═══ Record excerpts

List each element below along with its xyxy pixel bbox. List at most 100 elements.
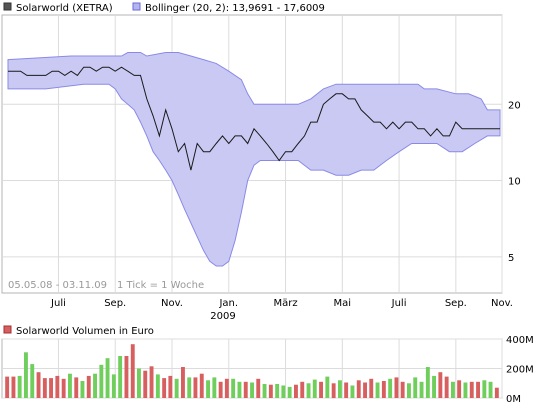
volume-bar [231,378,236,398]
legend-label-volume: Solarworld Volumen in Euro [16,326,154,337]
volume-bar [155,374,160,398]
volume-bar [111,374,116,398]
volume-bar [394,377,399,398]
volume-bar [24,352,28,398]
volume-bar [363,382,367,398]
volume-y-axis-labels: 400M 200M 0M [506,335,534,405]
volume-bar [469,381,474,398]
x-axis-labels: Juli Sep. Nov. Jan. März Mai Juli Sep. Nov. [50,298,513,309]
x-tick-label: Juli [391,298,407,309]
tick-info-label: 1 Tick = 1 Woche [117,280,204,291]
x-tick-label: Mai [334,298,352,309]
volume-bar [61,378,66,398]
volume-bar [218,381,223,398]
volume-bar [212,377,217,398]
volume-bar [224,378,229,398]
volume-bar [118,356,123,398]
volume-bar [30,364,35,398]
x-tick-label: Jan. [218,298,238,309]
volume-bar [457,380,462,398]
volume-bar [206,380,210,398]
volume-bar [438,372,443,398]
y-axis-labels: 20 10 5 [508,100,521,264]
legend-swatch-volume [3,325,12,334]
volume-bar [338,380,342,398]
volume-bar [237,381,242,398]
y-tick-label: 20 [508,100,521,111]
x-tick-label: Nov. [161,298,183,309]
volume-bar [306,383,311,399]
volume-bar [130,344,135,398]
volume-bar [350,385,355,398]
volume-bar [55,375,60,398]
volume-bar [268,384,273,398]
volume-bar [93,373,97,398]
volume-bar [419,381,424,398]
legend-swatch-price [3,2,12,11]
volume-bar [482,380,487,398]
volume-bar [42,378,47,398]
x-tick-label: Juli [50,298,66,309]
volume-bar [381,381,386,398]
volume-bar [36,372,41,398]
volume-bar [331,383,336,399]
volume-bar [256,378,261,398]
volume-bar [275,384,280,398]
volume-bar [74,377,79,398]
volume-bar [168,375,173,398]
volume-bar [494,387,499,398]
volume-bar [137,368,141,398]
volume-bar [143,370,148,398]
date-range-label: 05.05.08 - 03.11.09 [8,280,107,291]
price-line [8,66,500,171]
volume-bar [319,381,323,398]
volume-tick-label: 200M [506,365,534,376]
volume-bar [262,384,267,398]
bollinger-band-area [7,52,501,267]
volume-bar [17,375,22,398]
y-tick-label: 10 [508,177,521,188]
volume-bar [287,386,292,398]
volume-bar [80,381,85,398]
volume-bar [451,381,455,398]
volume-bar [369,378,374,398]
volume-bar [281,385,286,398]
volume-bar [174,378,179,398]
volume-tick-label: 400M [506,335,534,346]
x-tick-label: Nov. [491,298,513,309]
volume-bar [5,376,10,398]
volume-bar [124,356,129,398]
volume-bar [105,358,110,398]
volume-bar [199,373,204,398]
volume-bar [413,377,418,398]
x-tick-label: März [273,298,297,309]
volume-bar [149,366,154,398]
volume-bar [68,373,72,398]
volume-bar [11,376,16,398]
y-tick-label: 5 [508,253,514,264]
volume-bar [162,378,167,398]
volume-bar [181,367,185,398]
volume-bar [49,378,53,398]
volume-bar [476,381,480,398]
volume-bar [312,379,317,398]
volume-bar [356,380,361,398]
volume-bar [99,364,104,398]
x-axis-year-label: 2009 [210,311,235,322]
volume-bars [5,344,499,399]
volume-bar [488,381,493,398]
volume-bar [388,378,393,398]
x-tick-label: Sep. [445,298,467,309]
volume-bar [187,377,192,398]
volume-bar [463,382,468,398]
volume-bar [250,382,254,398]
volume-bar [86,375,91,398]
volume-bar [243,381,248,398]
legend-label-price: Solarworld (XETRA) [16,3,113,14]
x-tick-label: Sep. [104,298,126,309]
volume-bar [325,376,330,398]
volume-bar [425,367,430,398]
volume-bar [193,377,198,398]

══════
═══ Record excerpts

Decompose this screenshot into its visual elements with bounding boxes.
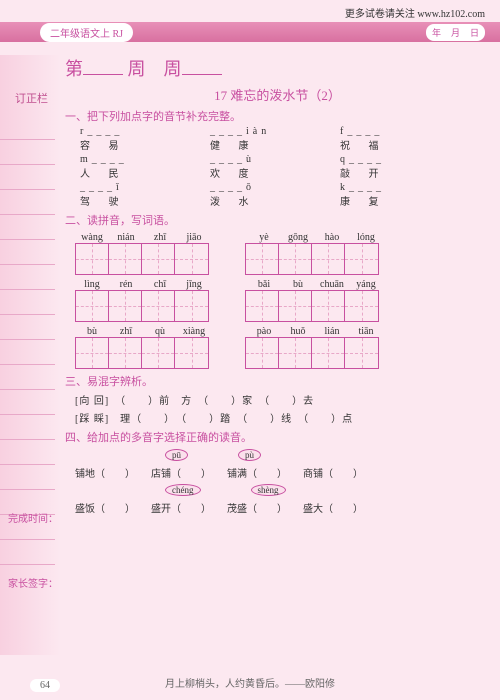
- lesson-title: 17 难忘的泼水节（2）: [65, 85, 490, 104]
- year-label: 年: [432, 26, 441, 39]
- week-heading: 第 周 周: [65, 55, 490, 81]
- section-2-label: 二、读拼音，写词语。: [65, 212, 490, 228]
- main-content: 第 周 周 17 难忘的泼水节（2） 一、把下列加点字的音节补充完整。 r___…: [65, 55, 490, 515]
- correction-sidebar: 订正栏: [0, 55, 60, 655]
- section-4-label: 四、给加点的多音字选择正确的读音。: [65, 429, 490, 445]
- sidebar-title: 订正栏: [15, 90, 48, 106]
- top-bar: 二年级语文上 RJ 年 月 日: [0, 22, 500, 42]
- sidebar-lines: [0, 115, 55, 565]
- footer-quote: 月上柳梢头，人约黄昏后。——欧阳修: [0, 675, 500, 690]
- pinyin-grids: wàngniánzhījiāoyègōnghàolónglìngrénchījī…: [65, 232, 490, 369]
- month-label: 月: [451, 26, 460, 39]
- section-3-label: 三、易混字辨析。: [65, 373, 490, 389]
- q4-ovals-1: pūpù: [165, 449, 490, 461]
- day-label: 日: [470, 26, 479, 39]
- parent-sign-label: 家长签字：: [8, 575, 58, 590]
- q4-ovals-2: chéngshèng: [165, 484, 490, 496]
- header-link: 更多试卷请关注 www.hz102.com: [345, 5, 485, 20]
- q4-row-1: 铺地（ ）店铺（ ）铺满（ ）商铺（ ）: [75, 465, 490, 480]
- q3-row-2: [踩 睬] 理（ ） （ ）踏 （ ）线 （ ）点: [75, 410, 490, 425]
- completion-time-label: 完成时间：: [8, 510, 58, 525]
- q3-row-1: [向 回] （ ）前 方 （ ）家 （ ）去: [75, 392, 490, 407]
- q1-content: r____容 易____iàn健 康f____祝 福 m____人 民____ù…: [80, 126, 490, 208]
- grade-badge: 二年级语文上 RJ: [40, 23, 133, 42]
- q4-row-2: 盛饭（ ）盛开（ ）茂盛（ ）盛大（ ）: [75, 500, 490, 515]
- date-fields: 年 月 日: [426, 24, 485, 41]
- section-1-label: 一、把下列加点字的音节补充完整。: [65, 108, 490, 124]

══════

▸ **Problem description**: Duplicate the records from the line with "volume-bar [231,378,236,398]" up to and including the line with "volume-bar [42,378,47,398]".

▸ **Final result**:
volume-bar [231,378,236,398]
legend-label-volume: Solarworld Volumen in Euro [16,326,154,337]
volume-bar [155,374,160,398]
volume-bar [111,374,116,398]
volume-bar [394,377,399,398]
volume-bar [24,352,28,398]
volume-bar [363,382,367,398]
volume-y-axis-labels: 400M 200M 0M [506,335,534,405]
volume-bar [469,381,474,398]
x-axis-labels: Juli Sep. Nov. Jan. März Mai Juli Sep. Nov. [50,298,513,309]
x-tick-label: Juli [391,298,407,309]
tick-info-label: 1 Tick = 1 Woche [117,280,204,291]
x-tick-label: Mai [334,298,352,309]
volume-bar [61,378,66,398]
volume-bar [218,381,223,398]
volume-bar [212,377,217,398]
volume-bar [224,378,229,398]
volume-bar [118,356,123,398]
volume-bar [30,364,35,398]
x-tick-label: Jan. [218,298,238,309]
volume-bar [457,380,462,398]
volume-bar [206,380,210,398]
volume-bar [438,372,443,398]
y-axis-labels: 20 10 5 [508,100,521,264]
legend-swatch-volume [3,325,12,334]
volume-bar [338,380,342,398]
volume-bar [237,381,242,398]
y-tick-label: 20 [508,100,521,111]
x-tick-label: Nov. [161,298,183,309]
volume-bar [306,383,311,399]
volume-bar [130,344,135,398]
volume-bar [350,385,355,398]
volume-bar [55,375,60,398]
volume-bar [268,384,273,398]
volume-bar [93,373,97,398]
volume-bar [419,381,424,398]
legend-swatch-price [3,2,12,11]
volume-bar [482,380,487,398]
volume-bar [42,378,47,398]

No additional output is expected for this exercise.